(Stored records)
____________
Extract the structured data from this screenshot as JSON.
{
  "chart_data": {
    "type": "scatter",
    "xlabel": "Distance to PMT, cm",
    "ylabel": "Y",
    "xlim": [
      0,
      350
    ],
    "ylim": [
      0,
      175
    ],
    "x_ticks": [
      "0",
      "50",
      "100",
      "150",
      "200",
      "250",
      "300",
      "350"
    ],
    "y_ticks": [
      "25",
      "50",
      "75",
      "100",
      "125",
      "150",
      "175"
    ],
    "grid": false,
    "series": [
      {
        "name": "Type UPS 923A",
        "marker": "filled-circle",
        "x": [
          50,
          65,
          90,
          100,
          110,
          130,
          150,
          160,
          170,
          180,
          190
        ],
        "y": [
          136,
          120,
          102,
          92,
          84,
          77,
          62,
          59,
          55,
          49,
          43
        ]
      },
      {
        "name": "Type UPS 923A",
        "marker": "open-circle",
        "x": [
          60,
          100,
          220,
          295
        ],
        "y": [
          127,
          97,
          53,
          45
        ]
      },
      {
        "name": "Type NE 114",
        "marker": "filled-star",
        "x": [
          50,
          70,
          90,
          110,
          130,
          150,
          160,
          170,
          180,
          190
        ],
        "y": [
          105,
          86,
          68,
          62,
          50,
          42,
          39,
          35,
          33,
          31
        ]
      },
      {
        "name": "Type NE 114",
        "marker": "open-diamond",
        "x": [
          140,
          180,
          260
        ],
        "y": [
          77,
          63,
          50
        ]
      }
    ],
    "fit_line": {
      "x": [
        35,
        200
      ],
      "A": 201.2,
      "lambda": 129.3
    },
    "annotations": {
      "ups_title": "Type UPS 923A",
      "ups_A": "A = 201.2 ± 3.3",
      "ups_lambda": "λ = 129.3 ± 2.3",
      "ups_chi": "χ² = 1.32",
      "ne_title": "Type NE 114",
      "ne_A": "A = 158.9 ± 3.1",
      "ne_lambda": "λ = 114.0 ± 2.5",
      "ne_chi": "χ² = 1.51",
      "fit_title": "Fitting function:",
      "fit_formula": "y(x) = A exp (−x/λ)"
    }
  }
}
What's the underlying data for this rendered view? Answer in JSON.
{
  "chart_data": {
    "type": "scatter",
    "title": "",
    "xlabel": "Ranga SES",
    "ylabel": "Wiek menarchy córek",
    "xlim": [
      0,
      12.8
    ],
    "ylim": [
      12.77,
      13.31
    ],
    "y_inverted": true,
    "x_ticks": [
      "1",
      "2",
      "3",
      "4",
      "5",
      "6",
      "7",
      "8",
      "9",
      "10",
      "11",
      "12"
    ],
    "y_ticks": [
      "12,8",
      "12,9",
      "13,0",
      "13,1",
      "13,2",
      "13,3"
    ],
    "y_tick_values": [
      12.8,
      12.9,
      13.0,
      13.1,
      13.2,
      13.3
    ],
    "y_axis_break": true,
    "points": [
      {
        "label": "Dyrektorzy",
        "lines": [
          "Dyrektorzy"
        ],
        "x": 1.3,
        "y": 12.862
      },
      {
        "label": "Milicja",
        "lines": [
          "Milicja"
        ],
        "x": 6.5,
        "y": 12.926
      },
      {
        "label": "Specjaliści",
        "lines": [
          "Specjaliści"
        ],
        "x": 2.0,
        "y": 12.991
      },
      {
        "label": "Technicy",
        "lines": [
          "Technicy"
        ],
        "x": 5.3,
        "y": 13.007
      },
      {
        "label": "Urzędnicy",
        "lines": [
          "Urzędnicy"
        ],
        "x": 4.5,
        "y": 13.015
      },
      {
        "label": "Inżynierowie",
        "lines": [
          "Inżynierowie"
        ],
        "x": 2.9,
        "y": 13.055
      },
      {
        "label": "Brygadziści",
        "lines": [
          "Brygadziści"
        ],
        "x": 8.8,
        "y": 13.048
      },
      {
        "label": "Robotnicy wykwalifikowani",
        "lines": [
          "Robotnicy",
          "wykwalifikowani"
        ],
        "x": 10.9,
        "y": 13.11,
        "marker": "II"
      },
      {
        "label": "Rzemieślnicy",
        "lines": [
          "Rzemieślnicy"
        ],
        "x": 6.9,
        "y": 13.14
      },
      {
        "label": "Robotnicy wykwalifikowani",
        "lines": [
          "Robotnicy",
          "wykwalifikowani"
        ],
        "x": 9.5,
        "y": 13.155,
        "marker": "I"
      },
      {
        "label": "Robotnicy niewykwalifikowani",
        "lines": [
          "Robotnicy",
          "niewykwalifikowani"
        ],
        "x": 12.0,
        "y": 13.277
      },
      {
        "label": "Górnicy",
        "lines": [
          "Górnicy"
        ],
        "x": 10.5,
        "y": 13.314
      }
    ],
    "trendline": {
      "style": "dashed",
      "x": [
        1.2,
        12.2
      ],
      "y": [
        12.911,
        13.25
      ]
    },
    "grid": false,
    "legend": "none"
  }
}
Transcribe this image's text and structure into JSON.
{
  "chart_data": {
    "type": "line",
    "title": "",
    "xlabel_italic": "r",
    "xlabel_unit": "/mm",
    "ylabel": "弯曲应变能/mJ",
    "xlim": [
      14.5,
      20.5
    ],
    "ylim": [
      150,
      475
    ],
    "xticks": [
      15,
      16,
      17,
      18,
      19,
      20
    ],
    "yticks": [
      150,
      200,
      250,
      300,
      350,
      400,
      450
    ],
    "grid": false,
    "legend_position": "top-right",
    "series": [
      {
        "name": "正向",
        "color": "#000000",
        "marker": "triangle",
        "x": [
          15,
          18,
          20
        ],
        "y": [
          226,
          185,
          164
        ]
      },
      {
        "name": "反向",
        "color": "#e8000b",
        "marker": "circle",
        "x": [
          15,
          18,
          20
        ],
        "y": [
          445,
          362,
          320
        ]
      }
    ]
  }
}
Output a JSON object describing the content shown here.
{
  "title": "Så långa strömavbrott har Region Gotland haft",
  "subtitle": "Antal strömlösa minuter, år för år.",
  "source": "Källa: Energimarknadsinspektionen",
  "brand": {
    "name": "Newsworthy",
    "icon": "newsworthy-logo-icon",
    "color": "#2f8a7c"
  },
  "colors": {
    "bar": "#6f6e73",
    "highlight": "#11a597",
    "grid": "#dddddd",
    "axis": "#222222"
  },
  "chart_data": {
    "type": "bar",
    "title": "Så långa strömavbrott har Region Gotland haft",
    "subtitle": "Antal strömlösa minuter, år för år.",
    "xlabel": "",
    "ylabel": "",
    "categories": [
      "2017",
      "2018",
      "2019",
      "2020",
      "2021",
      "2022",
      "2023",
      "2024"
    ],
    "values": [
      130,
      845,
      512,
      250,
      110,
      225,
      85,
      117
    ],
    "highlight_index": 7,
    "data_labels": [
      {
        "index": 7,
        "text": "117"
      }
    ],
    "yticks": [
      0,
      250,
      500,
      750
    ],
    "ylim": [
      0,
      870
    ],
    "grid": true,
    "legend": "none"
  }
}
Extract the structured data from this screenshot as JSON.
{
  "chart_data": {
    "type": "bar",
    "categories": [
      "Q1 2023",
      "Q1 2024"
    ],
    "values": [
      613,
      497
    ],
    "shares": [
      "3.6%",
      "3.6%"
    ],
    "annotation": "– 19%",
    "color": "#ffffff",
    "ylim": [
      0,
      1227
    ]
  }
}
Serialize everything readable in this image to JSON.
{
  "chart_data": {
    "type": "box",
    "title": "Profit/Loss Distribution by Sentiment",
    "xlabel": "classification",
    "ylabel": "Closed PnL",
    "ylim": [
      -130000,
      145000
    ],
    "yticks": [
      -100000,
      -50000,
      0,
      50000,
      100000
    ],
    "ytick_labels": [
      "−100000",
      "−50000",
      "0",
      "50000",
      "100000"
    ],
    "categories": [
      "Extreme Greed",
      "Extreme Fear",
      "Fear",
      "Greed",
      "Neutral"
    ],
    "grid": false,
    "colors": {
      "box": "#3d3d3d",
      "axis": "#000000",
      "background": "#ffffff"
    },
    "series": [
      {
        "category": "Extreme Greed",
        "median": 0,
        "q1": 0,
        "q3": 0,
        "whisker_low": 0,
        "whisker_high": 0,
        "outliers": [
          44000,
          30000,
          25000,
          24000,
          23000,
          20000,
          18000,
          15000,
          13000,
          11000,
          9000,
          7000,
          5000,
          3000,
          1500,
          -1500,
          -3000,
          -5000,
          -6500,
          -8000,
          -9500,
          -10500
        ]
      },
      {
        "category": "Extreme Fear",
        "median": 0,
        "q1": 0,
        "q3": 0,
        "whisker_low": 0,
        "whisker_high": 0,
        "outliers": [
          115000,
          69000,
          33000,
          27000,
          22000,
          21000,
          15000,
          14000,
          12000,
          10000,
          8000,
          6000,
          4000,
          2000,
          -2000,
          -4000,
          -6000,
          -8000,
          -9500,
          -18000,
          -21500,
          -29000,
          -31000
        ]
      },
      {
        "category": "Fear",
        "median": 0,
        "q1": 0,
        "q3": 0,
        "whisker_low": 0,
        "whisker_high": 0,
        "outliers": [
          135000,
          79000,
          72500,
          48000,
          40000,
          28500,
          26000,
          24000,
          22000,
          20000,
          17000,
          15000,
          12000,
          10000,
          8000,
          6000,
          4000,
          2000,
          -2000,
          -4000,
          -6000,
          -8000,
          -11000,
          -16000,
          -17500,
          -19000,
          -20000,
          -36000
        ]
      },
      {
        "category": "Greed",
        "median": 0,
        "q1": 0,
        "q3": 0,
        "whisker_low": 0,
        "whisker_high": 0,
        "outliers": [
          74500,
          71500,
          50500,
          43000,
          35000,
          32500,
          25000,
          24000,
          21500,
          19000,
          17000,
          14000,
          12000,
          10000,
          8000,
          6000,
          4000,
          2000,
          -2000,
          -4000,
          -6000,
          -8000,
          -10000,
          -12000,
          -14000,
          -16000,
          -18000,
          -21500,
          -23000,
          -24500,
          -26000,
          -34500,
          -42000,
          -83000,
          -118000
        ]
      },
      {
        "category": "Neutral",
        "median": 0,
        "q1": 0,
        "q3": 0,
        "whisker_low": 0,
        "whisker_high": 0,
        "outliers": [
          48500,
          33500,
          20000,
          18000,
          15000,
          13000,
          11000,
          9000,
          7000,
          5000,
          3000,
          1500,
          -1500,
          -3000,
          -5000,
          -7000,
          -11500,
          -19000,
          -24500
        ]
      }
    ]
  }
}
____________
§ **EXERCISE REQUIREMENTS**:
Show all lines from the records above where the word "Antal" occurs.

§ **THE SOLUTION**:
  "subtitle": "Antal strömlösa minuter, år för år.",
    "subtitle": "Antal strömlösa minuter, år för år.",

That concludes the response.